**Data entries for graphics:**
** BEGIN **

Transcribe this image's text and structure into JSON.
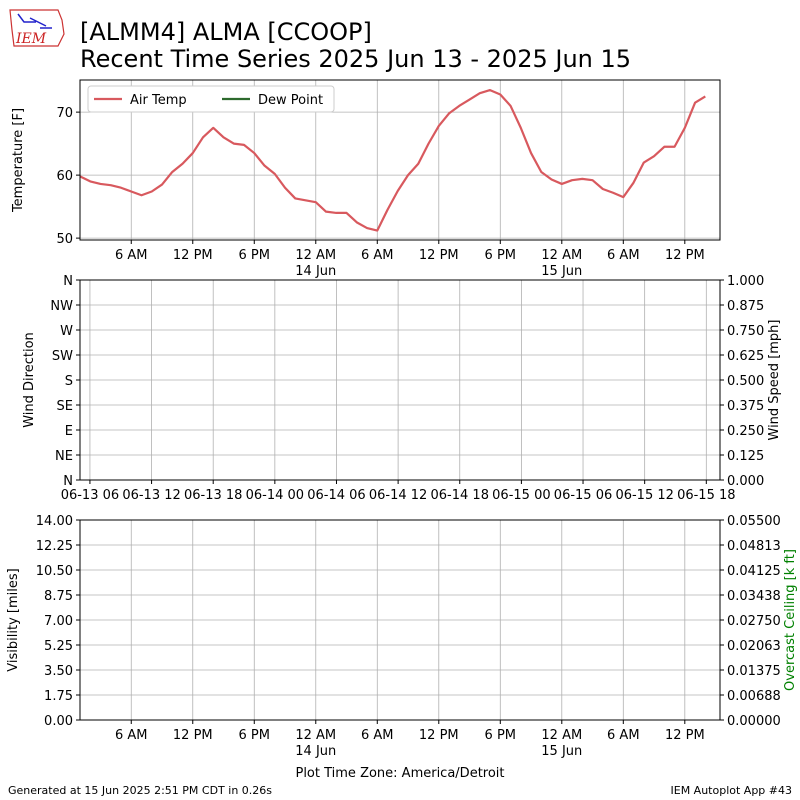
{
  "logo": "IEM",
  "title": "[ALMM4] ALMA [CCOOP]",
  "subtitle": "Recent Time Series 2025 Jun 13 - 2025 Jun 15",
  "generated": "Generated at 15 Jun 2025 2:51 PM CDT in 0.26s",
  "app": "IEM Autoplot App #43",
  "chart_data": [
    {
      "type": "line",
      "ylabel": "Temperature [F]",
      "grid": true,
      "legend": "upper left",
      "xlim": [
        "2025-06-13T01:00",
        "2025-06-15T15:26"
      ],
      "xticks": [
        {
          "value": "2025-06-13T06:00",
          "label": "6 AM"
        },
        {
          "value": "2025-06-13T12:00",
          "label": "12 PM"
        },
        {
          "value": "2025-06-13T18:00",
          "label": "6 PM"
        },
        {
          "value": "2025-06-14T00:00",
          "label": "12 AM\n14 Jun"
        },
        {
          "value": "2025-06-14T06:00",
          "label": "6 AM"
        },
        {
          "value": "2025-06-14T12:00",
          "label": "12 PM"
        },
        {
          "value": "2025-06-14T18:00",
          "label": "6 PM"
        },
        {
          "value": "2025-06-15T00:00",
          "label": "12 AM\n15 Jun"
        },
        {
          "value": "2025-06-15T06:00",
          "label": "6 AM"
        },
        {
          "value": "2025-06-15T12:00",
          "label": "12 PM"
        }
      ],
      "ylim": [
        49.7,
        75.1
      ],
      "yticks": [
        50,
        60,
        70
      ],
      "x": [
        "2025-06-13T01:00",
        "2025-06-13T02:00",
        "2025-06-13T03:00",
        "2025-06-13T04:00",
        "2025-06-13T05:00",
        "2025-06-13T06:00",
        "2025-06-13T07:00",
        "2025-06-13T08:00",
        "2025-06-13T09:00",
        "2025-06-13T10:00",
        "2025-06-13T11:00",
        "2025-06-13T12:00",
        "2025-06-13T13:00",
        "2025-06-13T14:00",
        "2025-06-13T15:00",
        "2025-06-13T16:00",
        "2025-06-13T17:00",
        "2025-06-13T18:00",
        "2025-06-13T19:00",
        "2025-06-13T20:00",
        "2025-06-13T21:00",
        "2025-06-13T22:00",
        "2025-06-13T23:00",
        "2025-06-14T00:00",
        "2025-06-14T01:00",
        "2025-06-14T02:00",
        "2025-06-14T03:00",
        "2025-06-14T04:00",
        "2025-06-14T05:00",
        "2025-06-14T06:00",
        "2025-06-14T07:00",
        "2025-06-14T08:00",
        "2025-06-14T09:00",
        "2025-06-14T10:00",
        "2025-06-14T11:00",
        "2025-06-14T12:00",
        "2025-06-14T13:00",
        "2025-06-14T14:00",
        "2025-06-14T15:00",
        "2025-06-14T16:00",
        "2025-06-14T17:00",
        "2025-06-14T18:00",
        "2025-06-14T19:00",
        "2025-06-14T20:00",
        "2025-06-14T21:00",
        "2025-06-14T22:00",
        "2025-06-14T23:00",
        "2025-06-15T00:00",
        "2025-06-15T01:00",
        "2025-06-15T02:00",
        "2025-06-15T03:00",
        "2025-06-15T04:00",
        "2025-06-15T05:00",
        "2025-06-15T06:00",
        "2025-06-15T07:00",
        "2025-06-15T08:00",
        "2025-06-15T09:00",
        "2025-06-15T10:00",
        "2025-06-15T11:00",
        "2025-06-15T12:00",
        "2025-06-15T13:00",
        "2025-06-15T14:00"
      ],
      "series": [
        {
          "name": "Air Temp",
          "color": "#d8595e",
          "values": [
            59.8,
            59.0,
            58.6,
            58.4,
            58.0,
            57.4,
            56.8,
            57.4,
            58.5,
            60.5,
            61.8,
            63.5,
            66.0,
            67.5,
            66.0,
            65.0,
            64.8,
            63.5,
            61.5,
            60.2,
            58.0,
            56.3,
            56.0,
            55.7,
            54.2,
            54.0,
            54.0,
            52.5,
            51.6,
            51.2,
            54.5,
            57.5,
            60.0,
            61.8,
            65.0,
            67.8,
            69.8,
            71.0,
            72.0,
            73.0,
            73.5,
            72.8,
            71.0,
            67.5,
            63.5,
            60.5,
            59.3,
            58.6,
            59.2,
            59.4,
            59.2,
            57.8,
            57.2,
            56.5,
            58.8,
            62.0,
            63.0,
            64.5,
            64.5,
            67.5,
            71.5,
            72.5
          ]
        },
        {
          "name": "Dew Point",
          "color": "#2d6a2d",
          "values": [
            null,
            null,
            null,
            null,
            null,
            null,
            null,
            null,
            null,
            null,
            null,
            null,
            null,
            null,
            null,
            null,
            null,
            null,
            null,
            null,
            null,
            null,
            null,
            null,
            null,
            null,
            null,
            null,
            null,
            null,
            null,
            null,
            null,
            null,
            null,
            null,
            null,
            null,
            null,
            null,
            null,
            null,
            null,
            null,
            null,
            null,
            null,
            null,
            null,
            null,
            null,
            null,
            null,
            null,
            null,
            null,
            null,
            null,
            null,
            null,
            null,
            null
          ]
        }
      ]
    },
    {
      "type": "line",
      "ylabel": "Wind Direction",
      "y2label": "Wind Speed [mph]",
      "grid": true,
      "xlim": [
        "2025-06-13T05:02",
        "2025-06-15T19:20"
      ],
      "xticks": [
        {
          "value": "2025-06-13T06:00",
          "label": "06-13 06"
        },
        {
          "value": "2025-06-13T12:00",
          "label": "06-13 12"
        },
        {
          "value": "2025-06-13T18:00",
          "label": "06-13 18"
        },
        {
          "value": "2025-06-14T00:00",
          "label": "06-14 00"
        },
        {
          "value": "2025-06-14T06:00",
          "label": "06-14 06"
        },
        {
          "value": "2025-06-14T12:00",
          "label": "06-14 12"
        },
        {
          "value": "2025-06-14T18:00",
          "label": "06-14 18"
        },
        {
          "value": "2025-06-15T00:00",
          "label": "06-15 00"
        },
        {
          "value": "2025-06-15T06:00",
          "label": "06-15 06"
        },
        {
          "value": "2025-06-15T12:00",
          "label": "06-15 12"
        },
        {
          "value": "2025-06-15T18:00",
          "label": "06-15 18"
        }
      ],
      "ylim": [
        0,
        360
      ],
      "yticks": [
        {
          "value": 0,
          "label": "N"
        },
        {
          "value": 45,
          "label": "NE"
        },
        {
          "value": 90,
          "label": "E"
        },
        {
          "value": 135,
          "label": "SE"
        },
        {
          "value": 180,
          "label": "S"
        },
        {
          "value": 225,
          "label": "SW"
        },
        {
          "value": 270,
          "label": "W"
        },
        {
          "value": 315,
          "label": "NW"
        },
        {
          "value": 360,
          "label": "N"
        }
      ],
      "y2lim": [
        0,
        1
      ],
      "y2ticks": [
        {
          "value": 0,
          "label": "0.000"
        },
        0.125,
        {
          "value": 0.25,
          "label": "0.250"
        },
        0.375,
        {
          "value": 0.5,
          "label": "0.500"
        },
        0.625,
        {
          "value": 0.75,
          "label": "0.750"
        },
        0.875,
        {
          "value": 1,
          "label": "1.000"
        }
      ]
    },
    {
      "type": "line",
      "ylabel": "Visibility [miles]",
      "y2label": "Overcast Ceiling [k ft]",
      "y2label_color": "#008000",
      "xlabel": "Plot Time Zone: America/Detroit",
      "grid": true,
      "xlim": [
        "2025-06-13T01:00",
        "2025-06-15T15:26"
      ],
      "xticks": [
        {
          "value": "2025-06-13T06:00",
          "label": "6 AM"
        },
        {
          "value": "2025-06-13T12:00",
          "label": "12 PM"
        },
        {
          "value": "2025-06-13T18:00",
          "label": "6 PM"
        },
        {
          "value": "2025-06-14T00:00",
          "label": "12 AM\n14 Jun"
        },
        {
          "value": "2025-06-14T06:00",
          "label": "6 AM"
        },
        {
          "value": "2025-06-14T12:00",
          "label": "12 PM"
        },
        {
          "value": "2025-06-14T18:00",
          "label": "6 PM"
        },
        {
          "value": "2025-06-15T00:00",
          "label": "12 AM\n15 Jun"
        },
        {
          "value": "2025-06-15T06:00",
          "label": "6 AM"
        },
        {
          "value": "2025-06-15T12:00",
          "label": "12 PM"
        }
      ],
      "ylim": [
        0,
        14
      ],
      "yticks": [
        {
          "value": 0,
          "label": "0.00"
        },
        1.75,
        {
          "value": 3.5,
          "label": "3.50"
        },
        5.25,
        {
          "value": 7,
          "label": "7.00"
        },
        8.75,
        {
          "value": 10.5,
          "label": "10.50"
        },
        12.25,
        {
          "value": 14,
          "label": "14.00"
        }
      ],
      "y2lim": [
        0,
        0.055
      ],
      "y2ticks": [
        {
          "value": 0,
          "label": "0.00000"
        },
        {
          "value": 0.006875,
          "label": "0.00688"
        },
        {
          "value": 0.01375,
          "label": "0.01375"
        },
        {
          "value": 0.020625,
          "label": "0.02063"
        },
        {
          "value": 0.0275,
          "label": "0.02750"
        },
        {
          "value": 0.034375,
          "label": "0.03438"
        },
        {
          "value": 0.04125,
          "label": "0.04125"
        },
        {
          "value": 0.048125,
          "label": "0.04813"
        },
        {
          "value": 0.055,
          "label": "0.05500"
        }
      ]
    }
  ]
}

** END **

**What you will do:** Give the count of lines in the data above that hold the string "ylabel", with no additional words.

**Task output:** 3